§ Brief
Search the material and gather each line with "INTEC" in it.

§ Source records
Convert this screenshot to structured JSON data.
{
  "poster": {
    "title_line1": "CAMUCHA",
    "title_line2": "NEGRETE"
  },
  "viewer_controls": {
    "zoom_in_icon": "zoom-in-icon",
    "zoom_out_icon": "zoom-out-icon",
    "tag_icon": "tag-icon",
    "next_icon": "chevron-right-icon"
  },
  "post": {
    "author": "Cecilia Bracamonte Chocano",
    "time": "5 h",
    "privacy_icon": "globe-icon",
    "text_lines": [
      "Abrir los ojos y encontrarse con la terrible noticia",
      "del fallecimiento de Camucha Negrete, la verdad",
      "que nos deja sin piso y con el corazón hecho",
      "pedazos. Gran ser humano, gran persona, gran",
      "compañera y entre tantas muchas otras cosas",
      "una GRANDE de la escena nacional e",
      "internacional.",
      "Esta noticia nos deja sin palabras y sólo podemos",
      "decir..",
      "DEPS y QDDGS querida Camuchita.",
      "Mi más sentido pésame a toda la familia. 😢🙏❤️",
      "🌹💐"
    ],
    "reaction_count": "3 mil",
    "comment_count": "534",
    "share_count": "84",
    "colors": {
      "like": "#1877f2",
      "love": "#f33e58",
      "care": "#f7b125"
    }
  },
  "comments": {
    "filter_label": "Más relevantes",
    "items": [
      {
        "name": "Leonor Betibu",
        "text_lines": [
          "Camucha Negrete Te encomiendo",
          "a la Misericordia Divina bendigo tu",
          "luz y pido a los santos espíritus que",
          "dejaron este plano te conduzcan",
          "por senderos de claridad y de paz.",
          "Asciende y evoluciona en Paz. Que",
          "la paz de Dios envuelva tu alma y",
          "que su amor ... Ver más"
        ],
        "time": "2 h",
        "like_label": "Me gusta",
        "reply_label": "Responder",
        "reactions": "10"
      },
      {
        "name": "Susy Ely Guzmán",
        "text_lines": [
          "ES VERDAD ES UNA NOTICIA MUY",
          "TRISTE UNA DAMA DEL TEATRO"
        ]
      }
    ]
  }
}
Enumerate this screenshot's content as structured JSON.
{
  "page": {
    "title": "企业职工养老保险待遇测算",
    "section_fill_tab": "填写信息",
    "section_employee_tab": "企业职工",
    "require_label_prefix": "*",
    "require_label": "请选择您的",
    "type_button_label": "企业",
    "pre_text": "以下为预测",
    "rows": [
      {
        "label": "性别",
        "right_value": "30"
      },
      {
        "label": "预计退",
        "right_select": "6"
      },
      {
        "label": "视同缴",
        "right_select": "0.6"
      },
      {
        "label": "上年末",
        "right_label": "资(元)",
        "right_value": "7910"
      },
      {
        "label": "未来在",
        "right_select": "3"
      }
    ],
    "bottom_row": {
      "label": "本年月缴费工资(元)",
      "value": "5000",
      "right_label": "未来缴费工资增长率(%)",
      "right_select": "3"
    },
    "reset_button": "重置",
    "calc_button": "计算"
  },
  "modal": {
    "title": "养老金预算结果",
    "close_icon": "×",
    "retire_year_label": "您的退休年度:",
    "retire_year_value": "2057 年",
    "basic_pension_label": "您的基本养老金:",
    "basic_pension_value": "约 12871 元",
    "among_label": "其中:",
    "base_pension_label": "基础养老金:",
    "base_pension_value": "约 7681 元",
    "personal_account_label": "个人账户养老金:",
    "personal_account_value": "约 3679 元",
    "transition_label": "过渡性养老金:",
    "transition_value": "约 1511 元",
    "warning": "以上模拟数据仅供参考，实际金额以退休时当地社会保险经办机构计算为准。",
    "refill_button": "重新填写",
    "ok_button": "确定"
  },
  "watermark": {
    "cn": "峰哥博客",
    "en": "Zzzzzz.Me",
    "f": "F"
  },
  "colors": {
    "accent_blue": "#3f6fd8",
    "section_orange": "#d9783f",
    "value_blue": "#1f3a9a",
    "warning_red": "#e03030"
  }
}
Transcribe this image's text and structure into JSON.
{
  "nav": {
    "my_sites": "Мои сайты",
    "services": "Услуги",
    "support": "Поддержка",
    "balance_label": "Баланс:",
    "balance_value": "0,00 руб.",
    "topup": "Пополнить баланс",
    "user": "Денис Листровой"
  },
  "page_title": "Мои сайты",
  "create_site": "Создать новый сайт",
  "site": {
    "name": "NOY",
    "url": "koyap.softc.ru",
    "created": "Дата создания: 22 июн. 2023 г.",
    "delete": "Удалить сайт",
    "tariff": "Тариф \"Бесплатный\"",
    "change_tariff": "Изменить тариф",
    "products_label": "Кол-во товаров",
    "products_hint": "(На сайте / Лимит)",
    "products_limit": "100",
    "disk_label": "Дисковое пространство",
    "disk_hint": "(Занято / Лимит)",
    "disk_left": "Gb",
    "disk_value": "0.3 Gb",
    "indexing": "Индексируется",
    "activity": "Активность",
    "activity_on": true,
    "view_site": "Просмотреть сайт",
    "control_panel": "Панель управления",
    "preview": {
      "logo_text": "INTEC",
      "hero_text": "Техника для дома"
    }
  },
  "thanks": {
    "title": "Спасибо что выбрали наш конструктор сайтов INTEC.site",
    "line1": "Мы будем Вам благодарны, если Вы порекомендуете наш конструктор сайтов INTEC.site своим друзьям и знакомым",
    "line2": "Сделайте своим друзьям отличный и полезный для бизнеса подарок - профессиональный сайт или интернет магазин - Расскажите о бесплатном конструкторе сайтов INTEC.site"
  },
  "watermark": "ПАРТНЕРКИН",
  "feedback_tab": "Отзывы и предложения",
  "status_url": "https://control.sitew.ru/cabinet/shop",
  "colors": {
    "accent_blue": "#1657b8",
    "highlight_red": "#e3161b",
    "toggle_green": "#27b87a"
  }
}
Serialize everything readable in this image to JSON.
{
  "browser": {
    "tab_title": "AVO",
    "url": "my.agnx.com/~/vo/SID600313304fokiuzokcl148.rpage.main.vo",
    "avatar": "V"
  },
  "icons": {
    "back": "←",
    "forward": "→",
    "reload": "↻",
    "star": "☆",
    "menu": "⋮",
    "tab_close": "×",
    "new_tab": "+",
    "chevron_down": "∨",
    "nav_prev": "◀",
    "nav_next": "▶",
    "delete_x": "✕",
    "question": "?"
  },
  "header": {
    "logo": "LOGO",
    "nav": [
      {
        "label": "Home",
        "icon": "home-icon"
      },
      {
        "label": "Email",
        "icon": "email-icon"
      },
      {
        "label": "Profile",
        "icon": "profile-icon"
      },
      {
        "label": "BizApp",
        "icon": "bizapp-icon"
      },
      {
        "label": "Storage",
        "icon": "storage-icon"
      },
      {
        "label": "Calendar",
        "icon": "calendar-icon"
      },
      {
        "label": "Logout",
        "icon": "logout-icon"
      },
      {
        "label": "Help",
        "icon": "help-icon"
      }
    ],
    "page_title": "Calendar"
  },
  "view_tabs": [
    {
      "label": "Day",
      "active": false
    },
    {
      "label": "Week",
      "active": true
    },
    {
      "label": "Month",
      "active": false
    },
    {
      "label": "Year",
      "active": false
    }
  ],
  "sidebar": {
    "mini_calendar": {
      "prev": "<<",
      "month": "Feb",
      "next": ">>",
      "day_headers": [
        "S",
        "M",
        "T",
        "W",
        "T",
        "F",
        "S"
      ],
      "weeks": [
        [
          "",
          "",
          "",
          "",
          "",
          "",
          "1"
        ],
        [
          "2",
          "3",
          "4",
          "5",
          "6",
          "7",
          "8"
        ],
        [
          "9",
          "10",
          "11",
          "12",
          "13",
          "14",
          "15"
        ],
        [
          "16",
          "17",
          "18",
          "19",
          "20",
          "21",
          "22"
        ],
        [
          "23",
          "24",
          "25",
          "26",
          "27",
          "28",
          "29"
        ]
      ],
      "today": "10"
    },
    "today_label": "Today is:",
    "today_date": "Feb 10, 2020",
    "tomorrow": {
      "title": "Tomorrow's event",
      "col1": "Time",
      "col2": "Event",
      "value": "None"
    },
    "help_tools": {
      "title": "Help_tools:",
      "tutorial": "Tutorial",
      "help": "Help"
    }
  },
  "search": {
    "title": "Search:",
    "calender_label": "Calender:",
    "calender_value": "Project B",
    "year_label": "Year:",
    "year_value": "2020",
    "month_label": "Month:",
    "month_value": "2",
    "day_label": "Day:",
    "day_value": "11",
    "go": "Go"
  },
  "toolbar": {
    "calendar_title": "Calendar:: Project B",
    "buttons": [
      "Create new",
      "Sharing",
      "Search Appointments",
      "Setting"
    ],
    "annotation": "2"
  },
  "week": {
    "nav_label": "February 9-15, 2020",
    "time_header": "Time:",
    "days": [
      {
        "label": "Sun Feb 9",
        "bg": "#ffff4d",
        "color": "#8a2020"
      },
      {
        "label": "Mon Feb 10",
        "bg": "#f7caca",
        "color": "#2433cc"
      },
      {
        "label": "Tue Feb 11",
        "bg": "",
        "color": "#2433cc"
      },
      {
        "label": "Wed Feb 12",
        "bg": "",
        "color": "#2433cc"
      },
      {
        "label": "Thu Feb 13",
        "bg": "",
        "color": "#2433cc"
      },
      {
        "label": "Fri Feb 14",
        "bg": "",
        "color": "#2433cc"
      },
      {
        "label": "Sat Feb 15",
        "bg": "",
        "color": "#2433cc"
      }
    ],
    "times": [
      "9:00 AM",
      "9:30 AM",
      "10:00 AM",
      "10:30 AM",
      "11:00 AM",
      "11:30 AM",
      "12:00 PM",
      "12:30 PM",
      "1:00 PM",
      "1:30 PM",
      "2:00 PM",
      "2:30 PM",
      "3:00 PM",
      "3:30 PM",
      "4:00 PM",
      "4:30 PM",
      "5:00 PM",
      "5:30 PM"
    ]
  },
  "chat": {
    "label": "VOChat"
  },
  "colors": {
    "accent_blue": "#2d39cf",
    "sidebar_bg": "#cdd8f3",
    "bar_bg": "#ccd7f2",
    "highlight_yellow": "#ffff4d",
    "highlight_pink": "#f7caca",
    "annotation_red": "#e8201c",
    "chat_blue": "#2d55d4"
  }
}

§ Final result
      "logo_text": "INTEC",
    "title": "Спасибо что выбрали наш конструктор сайтов INTEC.site",
    "line1": "Мы будем Вам благодарны, если Вы порекомендуете наш конструктор сайтов INTEC.site своим друзьям и знакомым",
    "line2": "Сделайте своим друзьям отличный и полезный для бизнеса подарок - профессиональный сайт или интернет магазин - Расскажите о бесплатном конструкторе сайтов INTEC.site"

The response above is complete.